**REQUIREMENTS**
Pick out the lines containing "percentage".

**GIVEN RECORDS**
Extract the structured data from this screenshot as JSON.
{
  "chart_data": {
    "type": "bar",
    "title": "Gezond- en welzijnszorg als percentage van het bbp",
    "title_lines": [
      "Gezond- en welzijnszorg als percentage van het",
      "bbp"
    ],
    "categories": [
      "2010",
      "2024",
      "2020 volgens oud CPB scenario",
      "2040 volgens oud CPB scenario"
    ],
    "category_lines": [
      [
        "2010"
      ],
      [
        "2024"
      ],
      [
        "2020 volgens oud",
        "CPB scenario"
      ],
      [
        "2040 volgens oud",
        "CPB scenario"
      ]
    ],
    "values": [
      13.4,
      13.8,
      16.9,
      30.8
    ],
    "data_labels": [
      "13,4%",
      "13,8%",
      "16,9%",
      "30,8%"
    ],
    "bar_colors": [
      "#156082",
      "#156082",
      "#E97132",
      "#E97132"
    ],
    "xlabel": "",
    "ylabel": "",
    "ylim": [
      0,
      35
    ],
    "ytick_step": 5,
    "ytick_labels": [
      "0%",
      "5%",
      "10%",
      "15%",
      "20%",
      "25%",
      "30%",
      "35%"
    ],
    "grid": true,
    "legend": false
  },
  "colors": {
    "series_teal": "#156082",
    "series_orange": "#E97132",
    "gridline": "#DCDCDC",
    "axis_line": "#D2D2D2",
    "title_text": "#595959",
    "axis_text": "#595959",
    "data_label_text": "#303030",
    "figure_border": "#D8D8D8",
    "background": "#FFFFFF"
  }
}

**ANSWER TO THE PROBLEM**
    "title": "Gezond- en welzijnszorg als percentage van het bbp",
      "Gezond- en welzijnszorg als percentage van het",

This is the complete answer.